(WRITTEN REQUEST) All entries below need to be written out exactly, but without their pictures.

(WORKING DATA)

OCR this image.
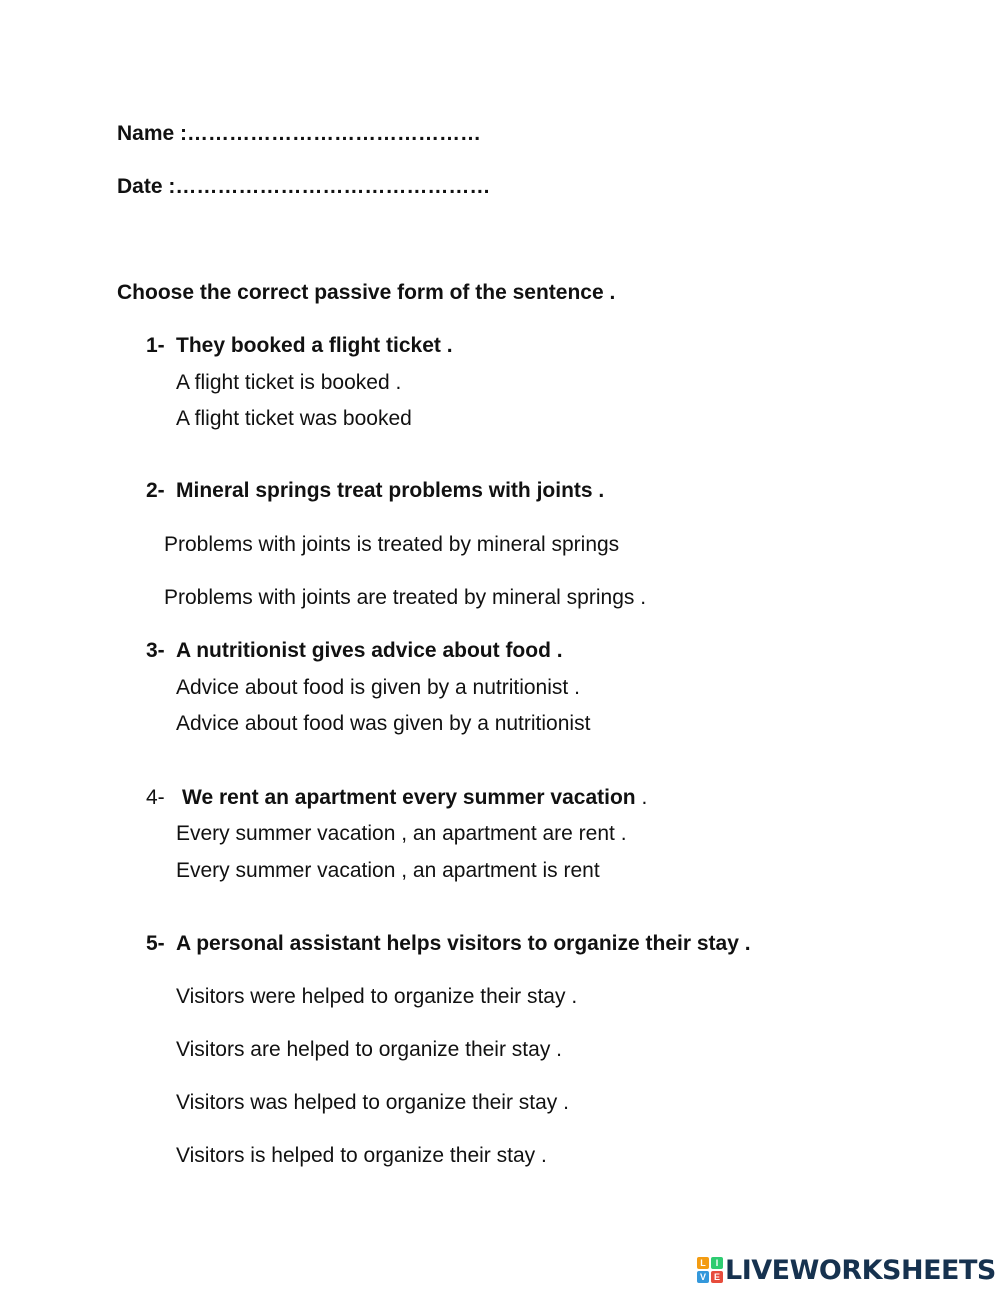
Name :……………………………………
Date :………………………………………
Choose the correct passive form of the sentence .
1- They booked a flight ticket .
A flight ticket is booked .
A flight ticket was booked
2- Mineral springs treat problems with joints .
Problems with joints is treated by mineral springs
Problems with joints are treated by mineral springs .
3- A nutritionist gives advice about food .
Advice about food is given by a nutritionist .
Advice about food was given by a nutritionist
4- We rent an apartment every summer vacation .
Every summer vacation , an apartment are rent .
Every summer vacation , an apartment is rent
5- A personal assistant helps visitors to organize their stay .
Visitors were helped to organize their stay .
Visitors are helped to organize their stay .
Visitors was helped to organize their stay .
Visitors is helped to organize their stay .
L	I
V E LIVEWORKSHEETS
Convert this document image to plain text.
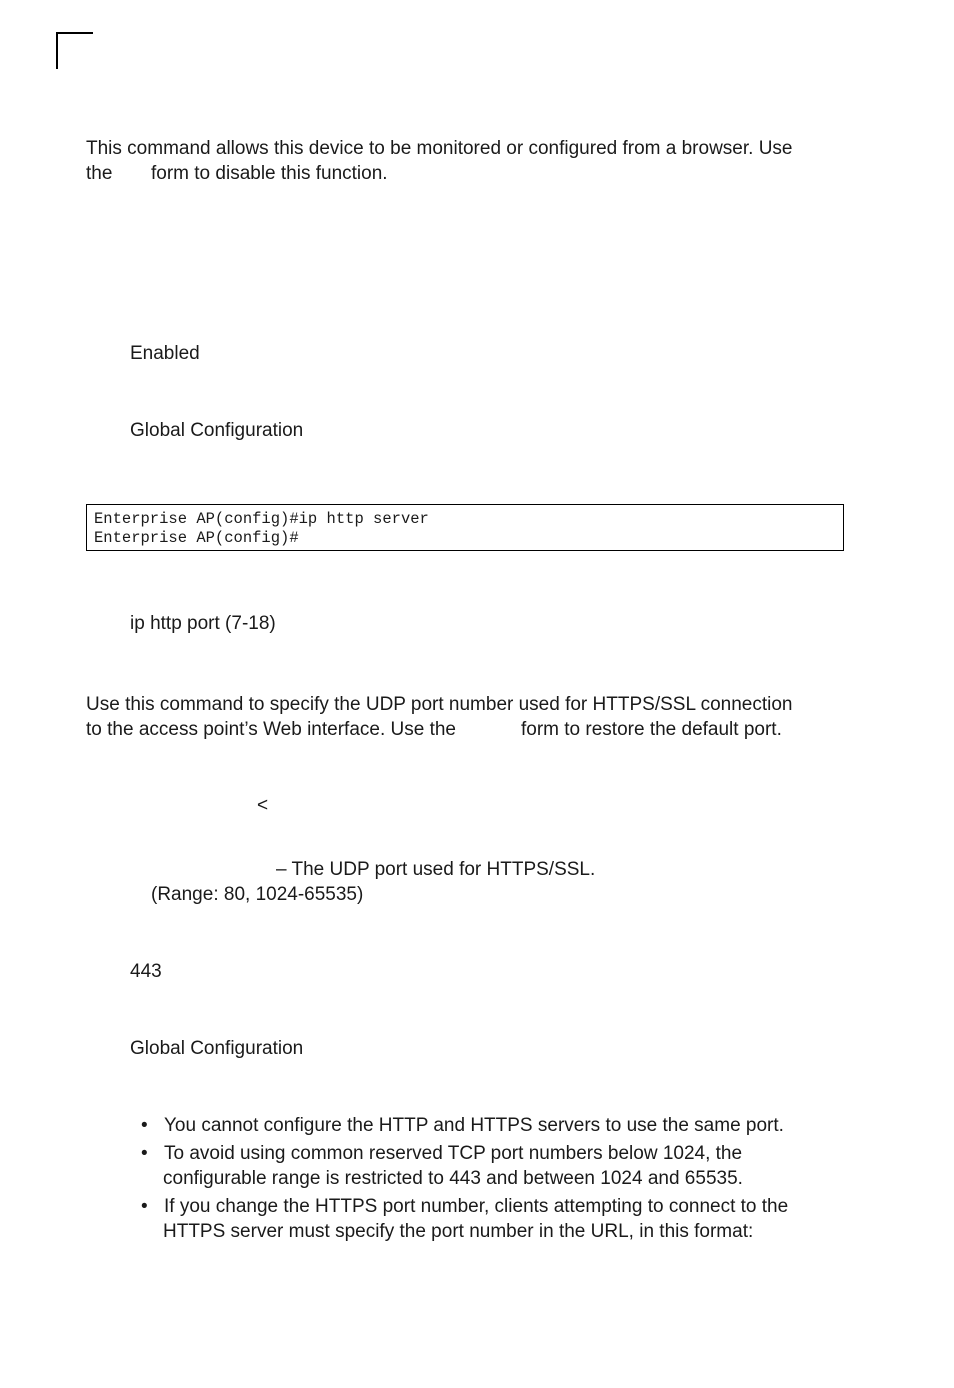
This command allows this device to be monitored or configured from a browser. Use
the form to disable this function.
Enabled
Global Configuration
Enterprise AP(config)#ip http server
Enterprise AP(config)#
ip http port (7-18)
Use this command to specify the UDP port number used for HTTPS/SSL connection
to the access point’s Web interface. Use the	form to restore the default port.
<
– The UDP port used for HTTPS/SSL.
(Range: 80, 1024-65535)
443
Global Configuration
• You cannot configure the HTTP and HTTPS servers to use the same port.
• To avoid using common reserved TCP port numbers below 1024, the
configurable range is restricted to 443 and between 1024 and 65535.
• If you change the HTTPS port number, clients attempting to connect to the
HTTPS server must specify the port number in the URL, in this format:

(TASK SOLUTION)
OCR this image.
Name :……………………………………
Date :………………………………………
Choose the correct passive form of the sentence .
1- They booked a flight ticket .
A flight ticket is booked .
A flight ticket was booked
2- Mineral springs treat problems with joints .
Problems with joints is treated by mineral springs
Problems with joints are treated by mineral springs .
3- A nutritionist gives advice about food .
Advice about food is given by a nutritionist .
Advice about food was given by a nutritionist
4- We rent an apartment every summer vacation .
Every summer vacation , an apartment are rent .
Every summer vacation , an apartment is rent
5- A personal assistant helps visitors to organize their stay .
Visitors were helped to organize their stay .
Visitors are helped to organize their stay .
Visitors was helped to organize their stay .
Visitors is helped to organize their stay .
L	I
V E LIVEWORKSHEETS
Convert this document image to plain text.
This command allows this device to be monitored or configured from a browser. Use
the form to disable this function.
Enabled
Global Configuration
Enterprise AP(config)#ip http server
Enterprise AP(config)#
ip http port (7-18)
Use this command to specify the UDP port number used for HTTPS/SSL connection
to the access point’s Web interface. Use the	form to restore the default port.
<
– The UDP port used for HTTPS/SSL.
(Range: 80, 1024-65535)
443
Global Configuration
• You cannot configure the HTTP and HTTPS servers to use the same port.
• To avoid using common reserved TCP port numbers below 1024, the
configurable range is restricted to 443 and between 1024 and 65535.
• If you change the HTTPS port number, clients attempting to connect to the
HTTPS server must specify the port number in the URL, in this format:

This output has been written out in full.